In the entries below, find the lines that contain the word "ylabel" and copy them.

TASK MATERIAL:
┄┄┄┄┄┄

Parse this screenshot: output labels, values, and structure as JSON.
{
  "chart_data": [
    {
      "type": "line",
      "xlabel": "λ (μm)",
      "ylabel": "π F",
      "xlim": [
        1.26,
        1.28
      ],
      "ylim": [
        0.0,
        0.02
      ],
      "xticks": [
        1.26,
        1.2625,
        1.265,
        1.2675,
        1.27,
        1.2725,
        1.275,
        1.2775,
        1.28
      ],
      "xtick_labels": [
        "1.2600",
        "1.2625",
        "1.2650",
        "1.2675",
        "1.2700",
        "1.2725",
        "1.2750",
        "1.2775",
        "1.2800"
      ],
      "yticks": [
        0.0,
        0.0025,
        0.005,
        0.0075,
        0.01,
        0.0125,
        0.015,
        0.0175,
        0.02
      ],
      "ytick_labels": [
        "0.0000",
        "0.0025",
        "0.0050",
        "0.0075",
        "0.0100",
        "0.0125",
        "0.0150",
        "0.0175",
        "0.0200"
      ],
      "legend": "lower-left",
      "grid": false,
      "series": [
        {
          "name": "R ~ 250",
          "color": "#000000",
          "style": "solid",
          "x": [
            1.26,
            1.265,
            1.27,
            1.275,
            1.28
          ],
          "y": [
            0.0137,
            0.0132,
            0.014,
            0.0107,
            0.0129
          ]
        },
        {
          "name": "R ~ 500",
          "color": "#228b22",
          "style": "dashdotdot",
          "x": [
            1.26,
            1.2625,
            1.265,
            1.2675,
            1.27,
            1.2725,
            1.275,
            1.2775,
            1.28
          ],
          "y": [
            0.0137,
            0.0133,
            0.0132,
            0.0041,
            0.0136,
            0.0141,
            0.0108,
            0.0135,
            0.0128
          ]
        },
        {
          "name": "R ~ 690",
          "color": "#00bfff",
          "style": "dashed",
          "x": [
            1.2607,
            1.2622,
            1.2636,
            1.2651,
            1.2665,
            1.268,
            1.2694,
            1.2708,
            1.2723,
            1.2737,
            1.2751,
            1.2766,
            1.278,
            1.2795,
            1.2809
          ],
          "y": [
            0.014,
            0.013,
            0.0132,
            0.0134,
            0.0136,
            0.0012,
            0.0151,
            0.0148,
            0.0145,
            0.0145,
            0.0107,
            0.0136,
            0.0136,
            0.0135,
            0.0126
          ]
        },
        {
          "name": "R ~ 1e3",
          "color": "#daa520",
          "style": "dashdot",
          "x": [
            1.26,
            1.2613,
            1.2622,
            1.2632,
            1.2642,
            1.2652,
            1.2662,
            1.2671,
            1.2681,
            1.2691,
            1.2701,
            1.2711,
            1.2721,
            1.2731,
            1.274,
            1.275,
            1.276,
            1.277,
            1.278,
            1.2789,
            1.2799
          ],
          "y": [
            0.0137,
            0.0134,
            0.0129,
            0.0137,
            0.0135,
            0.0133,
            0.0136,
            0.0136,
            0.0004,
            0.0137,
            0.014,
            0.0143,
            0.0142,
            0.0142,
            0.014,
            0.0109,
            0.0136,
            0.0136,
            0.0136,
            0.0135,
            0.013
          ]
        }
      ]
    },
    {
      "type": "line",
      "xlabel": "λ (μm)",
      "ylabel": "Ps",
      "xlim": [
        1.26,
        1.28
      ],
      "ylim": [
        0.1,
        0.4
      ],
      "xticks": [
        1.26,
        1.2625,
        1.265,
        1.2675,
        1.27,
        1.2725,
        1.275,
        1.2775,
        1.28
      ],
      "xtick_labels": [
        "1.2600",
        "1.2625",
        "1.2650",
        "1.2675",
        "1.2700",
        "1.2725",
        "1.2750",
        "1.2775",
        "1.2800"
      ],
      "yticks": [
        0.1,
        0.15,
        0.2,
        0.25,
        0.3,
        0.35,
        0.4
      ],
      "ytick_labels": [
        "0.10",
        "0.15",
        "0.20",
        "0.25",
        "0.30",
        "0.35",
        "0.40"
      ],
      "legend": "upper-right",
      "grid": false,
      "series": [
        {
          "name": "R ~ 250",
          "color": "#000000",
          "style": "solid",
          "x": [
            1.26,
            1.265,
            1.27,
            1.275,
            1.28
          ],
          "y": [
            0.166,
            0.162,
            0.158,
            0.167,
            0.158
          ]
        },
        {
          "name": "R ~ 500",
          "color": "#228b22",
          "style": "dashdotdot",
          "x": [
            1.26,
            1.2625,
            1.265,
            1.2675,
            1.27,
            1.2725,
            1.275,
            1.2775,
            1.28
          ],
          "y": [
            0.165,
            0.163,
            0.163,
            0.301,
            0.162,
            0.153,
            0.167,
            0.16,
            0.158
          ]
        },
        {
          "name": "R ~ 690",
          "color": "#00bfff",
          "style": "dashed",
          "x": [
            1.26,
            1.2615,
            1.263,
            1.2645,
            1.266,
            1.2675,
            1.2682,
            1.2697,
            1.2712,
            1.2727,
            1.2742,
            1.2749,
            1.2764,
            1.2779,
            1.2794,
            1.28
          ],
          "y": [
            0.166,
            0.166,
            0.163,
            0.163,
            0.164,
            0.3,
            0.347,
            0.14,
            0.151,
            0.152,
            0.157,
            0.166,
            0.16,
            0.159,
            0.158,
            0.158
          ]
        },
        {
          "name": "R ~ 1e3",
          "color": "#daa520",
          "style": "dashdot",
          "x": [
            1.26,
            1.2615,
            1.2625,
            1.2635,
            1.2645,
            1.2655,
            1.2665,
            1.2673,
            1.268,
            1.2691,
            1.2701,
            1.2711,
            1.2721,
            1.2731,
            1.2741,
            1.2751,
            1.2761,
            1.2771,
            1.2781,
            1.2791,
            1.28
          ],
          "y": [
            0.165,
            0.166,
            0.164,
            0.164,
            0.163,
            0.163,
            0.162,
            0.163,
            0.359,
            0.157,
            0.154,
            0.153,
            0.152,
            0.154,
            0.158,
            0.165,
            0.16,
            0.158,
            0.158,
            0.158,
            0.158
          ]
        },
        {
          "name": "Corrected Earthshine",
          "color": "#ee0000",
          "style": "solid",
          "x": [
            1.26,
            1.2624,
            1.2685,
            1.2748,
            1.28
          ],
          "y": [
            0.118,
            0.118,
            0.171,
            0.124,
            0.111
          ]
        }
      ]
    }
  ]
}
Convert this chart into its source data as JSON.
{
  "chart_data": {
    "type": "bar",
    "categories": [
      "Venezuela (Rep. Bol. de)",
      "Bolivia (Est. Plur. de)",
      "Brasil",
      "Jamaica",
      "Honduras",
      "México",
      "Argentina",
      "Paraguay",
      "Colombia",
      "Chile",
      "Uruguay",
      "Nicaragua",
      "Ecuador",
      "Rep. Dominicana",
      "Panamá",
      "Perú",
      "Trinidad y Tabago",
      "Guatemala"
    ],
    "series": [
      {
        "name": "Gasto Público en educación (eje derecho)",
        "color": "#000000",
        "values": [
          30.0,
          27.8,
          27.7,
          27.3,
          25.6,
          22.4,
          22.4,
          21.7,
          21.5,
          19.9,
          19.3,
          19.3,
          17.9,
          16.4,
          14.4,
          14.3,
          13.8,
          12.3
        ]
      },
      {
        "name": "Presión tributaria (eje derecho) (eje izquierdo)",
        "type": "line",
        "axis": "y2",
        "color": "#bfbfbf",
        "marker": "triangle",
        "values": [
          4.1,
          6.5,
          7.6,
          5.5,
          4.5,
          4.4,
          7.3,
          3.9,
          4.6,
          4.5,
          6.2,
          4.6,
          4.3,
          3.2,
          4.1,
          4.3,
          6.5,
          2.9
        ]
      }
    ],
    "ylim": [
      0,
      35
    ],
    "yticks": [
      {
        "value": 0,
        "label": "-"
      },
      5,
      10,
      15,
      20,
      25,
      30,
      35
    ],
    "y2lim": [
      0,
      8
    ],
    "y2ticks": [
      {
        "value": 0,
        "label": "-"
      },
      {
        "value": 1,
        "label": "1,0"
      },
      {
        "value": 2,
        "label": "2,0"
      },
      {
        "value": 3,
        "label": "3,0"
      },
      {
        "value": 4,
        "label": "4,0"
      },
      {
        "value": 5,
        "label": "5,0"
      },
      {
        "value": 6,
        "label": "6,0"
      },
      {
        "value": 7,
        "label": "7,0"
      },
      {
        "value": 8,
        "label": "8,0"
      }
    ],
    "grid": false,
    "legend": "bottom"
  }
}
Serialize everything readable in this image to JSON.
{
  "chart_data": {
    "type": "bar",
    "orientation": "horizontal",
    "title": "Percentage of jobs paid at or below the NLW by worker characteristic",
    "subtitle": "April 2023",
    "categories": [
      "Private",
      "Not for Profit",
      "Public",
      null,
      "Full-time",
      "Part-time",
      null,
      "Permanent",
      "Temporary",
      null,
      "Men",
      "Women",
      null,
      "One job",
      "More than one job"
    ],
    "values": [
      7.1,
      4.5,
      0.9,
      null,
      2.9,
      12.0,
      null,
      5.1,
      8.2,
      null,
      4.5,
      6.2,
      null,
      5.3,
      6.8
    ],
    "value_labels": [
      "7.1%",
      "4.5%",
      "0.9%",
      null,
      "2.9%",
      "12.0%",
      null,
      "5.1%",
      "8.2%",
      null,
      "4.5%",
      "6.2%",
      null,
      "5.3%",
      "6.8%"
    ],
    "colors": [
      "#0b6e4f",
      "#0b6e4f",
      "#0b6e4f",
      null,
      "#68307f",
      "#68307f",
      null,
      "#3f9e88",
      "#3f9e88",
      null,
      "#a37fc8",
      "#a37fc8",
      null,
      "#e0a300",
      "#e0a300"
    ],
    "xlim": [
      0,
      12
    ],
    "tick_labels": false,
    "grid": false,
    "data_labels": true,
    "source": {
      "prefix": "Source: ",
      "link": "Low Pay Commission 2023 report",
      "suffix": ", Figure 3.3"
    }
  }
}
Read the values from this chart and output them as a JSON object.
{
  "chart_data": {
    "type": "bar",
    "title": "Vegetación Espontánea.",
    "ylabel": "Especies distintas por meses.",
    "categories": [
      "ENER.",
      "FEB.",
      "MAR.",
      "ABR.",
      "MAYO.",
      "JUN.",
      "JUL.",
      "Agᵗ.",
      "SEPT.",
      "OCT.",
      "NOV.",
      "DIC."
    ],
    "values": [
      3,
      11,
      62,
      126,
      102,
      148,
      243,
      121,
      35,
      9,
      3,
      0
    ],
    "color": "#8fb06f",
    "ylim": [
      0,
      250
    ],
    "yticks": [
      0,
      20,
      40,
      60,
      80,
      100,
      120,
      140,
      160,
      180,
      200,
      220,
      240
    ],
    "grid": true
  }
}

┄┄┄┄┄┄

TASK SOLUTION:
      "ylabel": "π F",
      "ylabel": "Ps",
    "ylabel": "Especies distintas por meses.",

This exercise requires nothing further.